Source data:
-- START --

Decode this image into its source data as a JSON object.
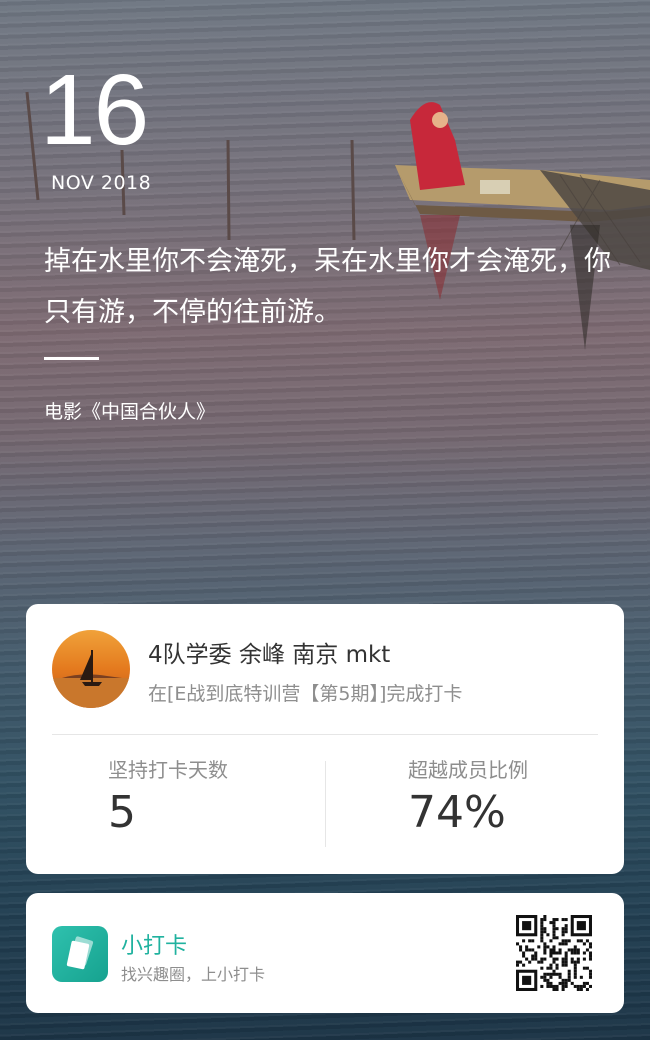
{
  "date": {
    "day": "16",
    "month_year": "NOV 2018"
  },
  "quote": {
    "text": "掉在水里你不会淹死，呆在水里你才会淹死，你只有游，不停的往前游。",
    "source": "电影《中国合伙人》"
  },
  "profile": {
    "username": "4队学委 余峰 南京 mkt",
    "checkin_text": "在[E战到底特训营【第5期】]完成打卡",
    "stats": [
      {
        "label": "坚持打卡天数",
        "value": "5"
      },
      {
        "label": "超越成员比例",
        "value": "74%"
      }
    ]
  },
  "app": {
    "name": "小打卡",
    "slogan": "找兴趣圈，上小打卡",
    "icon": "card-stack-icon",
    "accent": "#20b29f"
  },
  "icons": [
    "sailboat-avatar",
    "card-stack-icon",
    "qr-code"
  ]
}
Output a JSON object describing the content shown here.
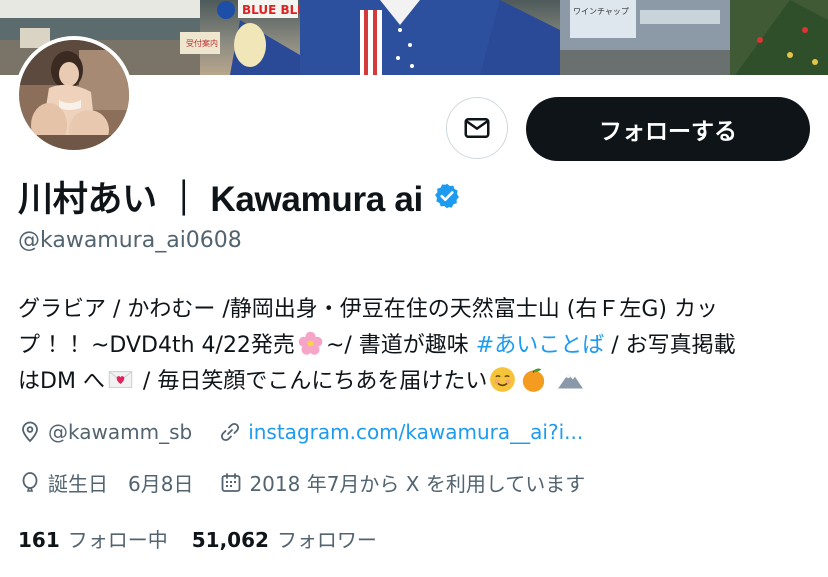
{
  "banner": {
    "sign_text": "BLUE BLU",
    "store_sign_text": "ワインチャップ",
    "poster_text": "受付案内"
  },
  "actions": {
    "message_icon": "envelope-icon",
    "follow_label": "フォローする"
  },
  "profile": {
    "display_name": "川村あい ｜ Kawamura ai",
    "verified_icon": "verified-badge-icon",
    "handle": "@kawamura_ai0608",
    "bio": {
      "line1": "グラビア / かわむー /静岡出身・伊豆在住の天然富士山 (右Ｆ左G) カッ",
      "line2_text": "プ ！！~DVD4th 4/22発売",
      "line2_after_emoji": "~/ 書道が趣味 ",
      "hashtag": "#あいことば",
      "line2_tail": " / お写真掲載",
      "line3_text": "はDM へ",
      "line3_mid": " / 毎日笑顔でこんにちあを届けたい",
      "emojis": [
        "cherry-blossom",
        "love-letter",
        "smiling-face",
        "tangerine",
        "mountain"
      ]
    },
    "location": "@kawamm_sb",
    "website": "instagram.com/kawamura__ai?i...",
    "birthday": "誕生日　6月8日",
    "joined": "2018 年7月から X を利用しています",
    "following_count": "161",
    "following_label": "フォロー中",
    "followers_count": "51,062",
    "followers_label": "フォロワー"
  },
  "colors": {
    "accent": "#1d9bf0",
    "text": "#0f1419",
    "secondary": "#536471",
    "button_dark": "#0f1419"
  }
}
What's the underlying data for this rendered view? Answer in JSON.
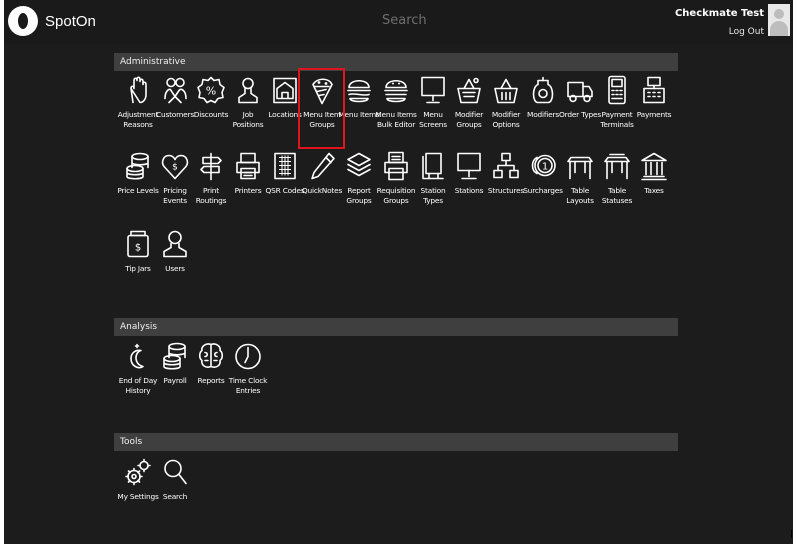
{
  "header": {
    "brand": "SpotOn",
    "search_label": "Search",
    "user_name": "Checkmate Test",
    "logout_label": "Log Out"
  },
  "sections": {
    "administrative": {
      "title": "Administrative",
      "items": [
        {
          "label": "Adjustment\nReasons",
          "icon": "hand-icon"
        },
        {
          "label": "Customers",
          "icon": "customers-icon"
        },
        {
          "label": "Discounts",
          "icon": "discount-icon"
        },
        {
          "label": "Job\nPositions",
          "icon": "person-icon"
        },
        {
          "label": "Locations",
          "icon": "building-icon"
        },
        {
          "label": "Menu Item\nGroups",
          "icon": "menu-item-groups-icon"
        },
        {
          "label": "Menu Items",
          "icon": "burger-icon"
        },
        {
          "label": "Menu Items\nBulk Editor",
          "icon": "burger-edit-icon"
        },
        {
          "label": "Menu\nScreens",
          "icon": "monitor-icon"
        },
        {
          "label": "Modifier\nGroups",
          "icon": "basket-icon"
        },
        {
          "label": "Modifier\nOptions",
          "icon": "basket-options-icon"
        },
        {
          "label": "Modifiers",
          "icon": "jar-icon"
        },
        {
          "label": "Order Types",
          "icon": "delivery-truck-icon"
        },
        {
          "label": "Payment\nTerminals",
          "icon": "terminal-icon"
        },
        {
          "label": "Payments",
          "icon": "register-icon"
        },
        {
          "label": "Price Levels",
          "icon": "coins-icon"
        },
        {
          "label": "Pricing\nEvents",
          "icon": "heart-tag-icon"
        },
        {
          "label": "Print\nRoutings",
          "icon": "signpost-icon"
        },
        {
          "label": "Printers",
          "icon": "printer-icon"
        },
        {
          "label": "QSR Codes",
          "icon": "keypad-icon"
        },
        {
          "label": "QuickNotes",
          "icon": "pen-icon"
        },
        {
          "label": "Report\nGroups",
          "icon": "stack-icon"
        },
        {
          "label": "Requisition\nGroups",
          "icon": "printer-doc-icon"
        },
        {
          "label": "Station\nTypes",
          "icon": "kiosk-icon"
        },
        {
          "label": "Stations",
          "icon": "monitor-stand-icon"
        },
        {
          "label": "Structures",
          "icon": "org-chart-icon"
        },
        {
          "label": "Surcharges",
          "icon": "coin-icon"
        },
        {
          "label": "Table\nLayouts",
          "icon": "table-icon"
        },
        {
          "label": "Table\nStatuses",
          "icon": "table-status-icon"
        },
        {
          "label": "Taxes",
          "icon": "government-icon"
        },
        {
          "label": "Tip Jars",
          "icon": "tip-jar-icon"
        },
        {
          "label": "Users",
          "icon": "user-icon"
        }
      ]
    },
    "analysis": {
      "title": "Analysis",
      "items": [
        {
          "label": "End of Day\nHistory",
          "icon": "night-icon"
        },
        {
          "label": "Payroll",
          "icon": "coins-icon"
        },
        {
          "label": "Reports",
          "icon": "brain-icon"
        },
        {
          "label": "Time Clock\nEntries",
          "icon": "clock-icon"
        }
      ]
    },
    "tools": {
      "title": "Tools",
      "items": [
        {
          "label": "My Settings",
          "icon": "gears-icon"
        },
        {
          "label": "Search",
          "icon": "search-icon"
        }
      ]
    }
  },
  "selected_item": "Menu Item\nGroups",
  "colors": {
    "background": "#1c1c1c",
    "section_header": "#3f3f3f",
    "highlight": "#e0141e"
  }
}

-- END --

Repeat the material above in full and exactly, apart from the pictures.

Decode this image into its source data as a JSON object.
{
  "date": {
    "day": "16",
    "month_year": "NOV 2018"
  },
  "quote": {
    "text": "掉在水里你不会淹死，呆在水里你才会淹死，你只有游，不停的往前游。",
    "source": "电影《中国合伙人》"
  },
  "profile": {
    "username": "4队学委 余峰 南京 mkt",
    "checkin_text": "在[E战到底特训营【第5期】]完成打卡",
    "stats": [
      {
        "label": "坚持打卡天数",
        "value": "5"
      },
      {
        "label": "超越成员比例",
        "value": "74%"
      }
    ]
  },
  "app": {
    "name": "小打卡",
    "slogan": "找兴趣圈，上小打卡",
    "icon": "card-stack-icon",
    "accent": "#20b29f"
  },
  "icons": [
    "sailboat-avatar",
    "card-stack-icon",
    "qr-code"
  ]
}
Output a JSON object describing the content shown here.
{
  "banner": {
    "sign_text": "BLUE BLU",
    "store_sign_text": "ワインチャップ",
    "poster_text": "受付案内"
  },
  "actions": {
    "message_icon": "envelope-icon",
    "follow_label": "フォローする"
  },
  "profile": {
    "display_name": "川村あい ｜ Kawamura ai",
    "verified_icon": "verified-badge-icon",
    "handle": "@kawamura_ai0608",
    "bio": {
      "line1": "グラビア / かわむー /静岡出身・伊豆在住の天然富士山 (右Ｆ左G) カッ",
      "line2_text": "プ ！！~DVD4th 4/22発売",
      "line2_after_emoji": "~/ 書道が趣味 ",
      "hashtag": "#あいことば",
      "line2_tail": " / お写真掲載",
      "line3_text": "はDM へ",
      "line3_mid": " / 毎日笑顔でこんにちあを届けたい",
      "emojis": [
        "cherry-blossom",
        "love-letter",
        "smiling-face",
        "tangerine",
        "mountain"
      ]
    },
    "location": "@kawamm_sb",
    "website": "instagram.com/kawamura__ai?i...",
    "birthday": "誕生日　6月8日",
    "joined": "2018 年7月から X を利用しています",
    "following_count": "161",
    "following_label": "フォロー中",
    "followers_count": "51,062",
    "followers_label": "フォロワー"
  },
  "colors": {
    "accent": "#1d9bf0",
    "text": "#0f1419",
    "secondary": "#536471",
    "button_dark": "#0f1419"
  }
}
What's the underlying data for this rendered view? Answer in JSON.
{
  "header": {
    "brand": "SpotOn",
    "search_label": "Search",
    "user_name": "Checkmate Test",
    "logout_label": "Log Out"
  },
  "sections": {
    "administrative": {
      "title": "Administrative",
      "items": [
        {
          "label": "Adjustment\nReasons",
          "icon": "hand-icon"
        },
        {
          "label": "Customers",
          "icon": "customers-icon"
        },
        {
          "label": "Discounts",
          "icon": "discount-icon"
        },
        {
          "label": "Job\nPositions",
          "icon": "person-icon"
        },
        {
          "label": "Locations",
          "icon": "building-icon"
        },
        {
          "label": "Menu Item\nGroups",
          "icon": "menu-item-groups-icon"
        },
        {
          "label": "Menu Items",
          "icon": "burger-icon"
        },
        {
          "label": "Menu Items\nBulk Editor",
          "icon": "burger-edit-icon"
        },
        {
          "label": "Menu\nScreens",
          "icon": "monitor-icon"
        },
        {
          "label": "Modifier\nGroups",
          "icon": "basket-icon"
        },
        {
          "label": "Modifier\nOptions",
          "icon": "basket-options-icon"
        },
        {
          "label": "Modifiers",
          "icon": "jar-icon"
        },
        {
          "label": "Order Types",
          "icon": "delivery-truck-icon"
        },
        {
          "label": "Payment\nTerminals",
          "icon": "terminal-icon"
        },
        {
          "label": "Payments",
          "icon": "register-icon"
        },
        {
          "label": "Price Levels",
          "icon": "coins-icon"
        },
        {
          "label": "Pricing\nEvents",
          "icon": "heart-tag-icon"
        },
        {
          "label": "Print\nRoutings",
          "icon": "signpost-icon"
        },
        {
          "label": "Printers",
          "icon": "printer-icon"
        },
        {
          "label": "QSR Codes",
          "icon": "keypad-icon"
        },
        {
          "label": "QuickNotes",
          "icon": "pen-icon"
        },
        {
          "label": "Report\nGroups",
          "icon": "stack-icon"
        },
        {
          "label": "Requisition\nGroups",
          "icon": "printer-doc-icon"
        },
        {
          "label": "Station\nTypes",
          "icon": "kiosk-icon"
        },
        {
          "label": "Stations",
          "icon": "monitor-stand-icon"
        },
        {
          "label": "Structures",
          "icon": "org-chart-icon"
        },
        {
          "label": "Surcharges",
          "icon": "coin-icon"
        },
        {
          "label": "Table\nLayouts",
          "icon": "table-icon"
        },
        {
          "label": "Table\nStatuses",
          "icon": "table-status-icon"
        },
        {
          "label": "Taxes",
          "icon": "government-icon"
        },
        {
          "label": "Tip Jars",
          "icon": "tip-jar-icon"
        },
        {
          "label": "Users",
          "icon": "user-icon"
        }
      ]
    },
    "analysis": {
      "title": "Analysis",
      "items": [
        {
          "label": "End of Day\nHistory",
          "icon": "night-icon"
        },
        {
          "label": "Payroll",
          "icon": "coins-icon"
        },
        {
          "label": "Reports",
          "icon": "brain-icon"
        },
        {
          "label": "Time Clock\nEntries",
          "icon": "clock-icon"
        }
      ]
    },
    "tools": {
      "title": "Tools",
      "items": [
        {
          "label": "My Settings",
          "icon": "gears-icon"
        },
        {
          "label": "Search",
          "icon": "search-icon"
        }
      ]
    }
  },
  "selected_item": "Menu Item\nGroups",
  "colors": {
    "background": "#1c1c1c",
    "section_header": "#3f3f3f",
    "highlight": "#e0141e"
  }
}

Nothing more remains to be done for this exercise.